• **TASK BRIEF**
Copy down all of the data underneath, exactly as shown.

────────

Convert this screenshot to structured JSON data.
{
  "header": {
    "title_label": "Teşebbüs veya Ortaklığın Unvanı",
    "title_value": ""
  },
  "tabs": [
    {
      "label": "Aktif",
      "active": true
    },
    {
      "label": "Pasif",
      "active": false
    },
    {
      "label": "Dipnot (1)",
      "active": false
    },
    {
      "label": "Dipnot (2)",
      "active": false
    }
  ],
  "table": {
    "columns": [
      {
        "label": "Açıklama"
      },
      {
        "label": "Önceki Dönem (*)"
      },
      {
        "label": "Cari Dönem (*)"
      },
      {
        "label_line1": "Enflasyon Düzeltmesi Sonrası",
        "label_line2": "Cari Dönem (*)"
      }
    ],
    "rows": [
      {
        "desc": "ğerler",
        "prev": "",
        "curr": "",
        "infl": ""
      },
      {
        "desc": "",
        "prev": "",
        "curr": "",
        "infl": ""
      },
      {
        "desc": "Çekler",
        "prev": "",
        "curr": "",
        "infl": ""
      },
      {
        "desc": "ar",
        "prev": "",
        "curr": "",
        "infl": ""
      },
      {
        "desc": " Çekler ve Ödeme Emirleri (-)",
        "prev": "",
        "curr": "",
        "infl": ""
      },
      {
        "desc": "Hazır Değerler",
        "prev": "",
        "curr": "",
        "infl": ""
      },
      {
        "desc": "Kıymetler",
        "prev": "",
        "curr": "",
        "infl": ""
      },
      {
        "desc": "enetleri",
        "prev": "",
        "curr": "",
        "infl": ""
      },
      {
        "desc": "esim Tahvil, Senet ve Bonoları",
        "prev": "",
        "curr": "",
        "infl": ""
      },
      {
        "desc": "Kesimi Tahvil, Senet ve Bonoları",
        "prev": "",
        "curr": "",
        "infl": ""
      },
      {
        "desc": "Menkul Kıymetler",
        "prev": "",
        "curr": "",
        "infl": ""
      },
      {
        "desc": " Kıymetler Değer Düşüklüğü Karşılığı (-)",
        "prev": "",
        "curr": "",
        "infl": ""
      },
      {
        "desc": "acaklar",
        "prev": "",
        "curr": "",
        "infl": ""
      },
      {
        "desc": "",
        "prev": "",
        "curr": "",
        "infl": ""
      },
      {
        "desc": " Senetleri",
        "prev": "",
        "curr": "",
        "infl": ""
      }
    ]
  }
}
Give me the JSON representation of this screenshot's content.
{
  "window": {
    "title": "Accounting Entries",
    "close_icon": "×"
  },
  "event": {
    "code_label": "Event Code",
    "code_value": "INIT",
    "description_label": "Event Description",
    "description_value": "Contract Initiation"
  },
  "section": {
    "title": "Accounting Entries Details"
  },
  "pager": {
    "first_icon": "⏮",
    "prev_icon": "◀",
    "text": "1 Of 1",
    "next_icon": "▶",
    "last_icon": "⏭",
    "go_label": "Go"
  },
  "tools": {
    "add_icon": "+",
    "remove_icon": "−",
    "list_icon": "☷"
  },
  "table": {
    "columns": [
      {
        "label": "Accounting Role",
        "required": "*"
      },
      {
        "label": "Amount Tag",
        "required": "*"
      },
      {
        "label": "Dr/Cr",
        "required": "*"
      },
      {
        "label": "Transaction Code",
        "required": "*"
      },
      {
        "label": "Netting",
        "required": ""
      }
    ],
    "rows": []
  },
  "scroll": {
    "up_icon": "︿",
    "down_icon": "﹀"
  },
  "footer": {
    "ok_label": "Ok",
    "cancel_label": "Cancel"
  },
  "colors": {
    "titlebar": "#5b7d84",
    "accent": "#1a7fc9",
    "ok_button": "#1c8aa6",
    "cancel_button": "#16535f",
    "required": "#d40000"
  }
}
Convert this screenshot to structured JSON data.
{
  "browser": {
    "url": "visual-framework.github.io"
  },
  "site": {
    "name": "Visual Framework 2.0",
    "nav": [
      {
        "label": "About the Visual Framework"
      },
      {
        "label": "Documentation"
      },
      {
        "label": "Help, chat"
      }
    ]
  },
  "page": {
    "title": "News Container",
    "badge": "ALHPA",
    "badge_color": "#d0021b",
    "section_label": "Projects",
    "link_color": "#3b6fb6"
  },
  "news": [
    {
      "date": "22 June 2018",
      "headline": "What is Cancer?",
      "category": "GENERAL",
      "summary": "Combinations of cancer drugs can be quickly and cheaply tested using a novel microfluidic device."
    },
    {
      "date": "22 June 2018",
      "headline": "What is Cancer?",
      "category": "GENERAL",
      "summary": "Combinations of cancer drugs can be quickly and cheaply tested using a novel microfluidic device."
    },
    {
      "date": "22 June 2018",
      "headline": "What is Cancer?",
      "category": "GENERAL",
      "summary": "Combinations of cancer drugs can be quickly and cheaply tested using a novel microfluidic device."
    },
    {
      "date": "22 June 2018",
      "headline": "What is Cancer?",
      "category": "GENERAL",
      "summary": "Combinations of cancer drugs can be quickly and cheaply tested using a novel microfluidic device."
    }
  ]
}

────────

• **ANSWER IN FULL**
Convert this screenshot to structured JSON data.
{
  "header": {
    "title_label": "Teşebbüs veya Ortaklığın Unvanı",
    "title_value": ""
  },
  "tabs": [
    {
      "label": "Aktif",
      "active": true
    },
    {
      "label": "Pasif",
      "active": false
    },
    {
      "label": "Dipnot (1)",
      "active": false
    },
    {
      "label": "Dipnot (2)",
      "active": false
    }
  ],
  "table": {
    "columns": [
      {
        "label": "Açıklama"
      },
      {
        "label": "Önceki Dönem (*)"
      },
      {
        "label": "Cari Dönem (*)"
      },
      {
        "label_line1": "Enflasyon Düzeltmesi Sonrası",
        "label_line2": "Cari Dönem (*)"
      }
    ],
    "rows": [
      {
        "desc": "ğerler",
        "prev": "",
        "curr": "",
        "infl": ""
      },
      {
        "desc": "",
        "prev": "",
        "curr": "",
        "infl": ""
      },
      {
        "desc": "Çekler",
        "prev": "",
        "curr": "",
        "infl": ""
      },
      {
        "desc": "ar",
        "prev": "",
        "curr": "",
        "infl": ""
      },
      {
        "desc": " Çekler ve Ödeme Emirleri (-)",
        "prev": "",
        "curr": "",
        "infl": ""
      },
      {
        "desc": "Hazır Değerler",
        "prev": "",
        "curr": "",
        "infl": ""
      },
      {
        "desc": "Kıymetler",
        "prev": "",
        "curr": "",
        "infl": ""
      },
      {
        "desc": "enetleri",
        "prev": "",
        "curr": "",
        "infl": ""
      },
      {
        "desc": "esim Tahvil, Senet ve Bonoları",
        "prev": "",
        "curr": "",
        "infl": ""
      },
      {
        "desc": "Kesimi Tahvil, Senet ve Bonoları",
        "prev": "",
        "curr": "",
        "infl": ""
      },
      {
        "desc": "Menkul Kıymetler",
        "prev": "",
        "curr": "",
        "infl": ""
      },
      {
        "desc": " Kıymetler Değer Düşüklüğü Karşılığı (-)",
        "prev": "",
        "curr": "",
        "infl": ""
      },
      {
        "desc": "acaklar",
        "prev": "",
        "curr": "",
        "infl": ""
      },
      {
        "desc": "",
        "prev": "",
        "curr": "",
        "infl": ""
      },
      {
        "desc": " Senetleri",
        "prev": "",
        "curr": "",
        "infl": ""
      }
    ]
  }
}
Give me the JSON representation of this screenshot's content.
{
  "window": {
    "title": "Accounting Entries",
    "close_icon": "×"
  },
  "event": {
    "code_label": "Event Code",
    "code_value": "INIT",
    "description_label": "Event Description",
    "description_value": "Contract Initiation"
  },
  "section": {
    "title": "Accounting Entries Details"
  },
  "pager": {
    "first_icon": "⏮",
    "prev_icon": "◀",
    "text": "1 Of 1",
    "next_icon": "▶",
    "last_icon": "⏭",
    "go_label": "Go"
  },
  "tools": {
    "add_icon": "+",
    "remove_icon": "−",
    "list_icon": "☷"
  },
  "table": {
    "columns": [
      {
        "label": "Accounting Role",
        "required": "*"
      },
      {
        "label": "Amount Tag",
        "required": "*"
      },
      {
        "label": "Dr/Cr",
        "required": "*"
      },
      {
        "label": "Transaction Code",
        "required": "*"
      },
      {
        "label": "Netting",
        "required": ""
      }
    ],
    "rows": []
  },
  "scroll": {
    "up_icon": "︿",
    "down_icon": "﹀"
  },
  "footer": {
    "ok_label": "Ok",
    "cancel_label": "Cancel"
  },
  "colors": {
    "titlebar": "#5b7d84",
    "accent": "#1a7fc9",
    "ok_button": "#1c8aa6",
    "cancel_button": "#16535f",
    "required": "#d40000"
  }
}
Convert this screenshot to structured JSON data.
{
  "browser": {
    "url": "visual-framework.github.io"
  },
  "site": {
    "name": "Visual Framework 2.0",
    "nav": [
      {
        "label": "About the Visual Framework"
      },
      {
        "label": "Documentation"
      },
      {
        "label": "Help, chat"
      }
    ]
  },
  "page": {
    "title": "News Container",
    "badge": "ALHPA",
    "badge_color": "#d0021b",
    "section_label": "Projects",
    "link_color": "#3b6fb6"
  },
  "news": [
    {
      "date": "22 June 2018",
      "headline": "What is Cancer?",
      "category": "GENERAL",
      "summary": "Combinations of cancer drugs can be quickly and cheaply tested using a novel microfluidic device."
    },
    {
      "date": "22 June 2018",
      "headline": "What is Cancer?",
      "category": "GENERAL",
      "summary": "Combinations of cancer drugs can be quickly and cheaply tested using a novel microfluidic device."
    },
    {
      "date": "22 June 2018",
      "headline": "What is Cancer?",
      "category": "GENERAL",
      "summary": "Combinations of cancer drugs can be quickly and cheaply tested using a novel microfluidic device."
    },
    {
      "date": "22 June 2018",
      "headline": "What is Cancer?",
      "category": "GENERAL",
      "summary": "Combinations of cancer drugs can be quickly and cheaply tested using a novel microfluidic device."
    }
  ]
}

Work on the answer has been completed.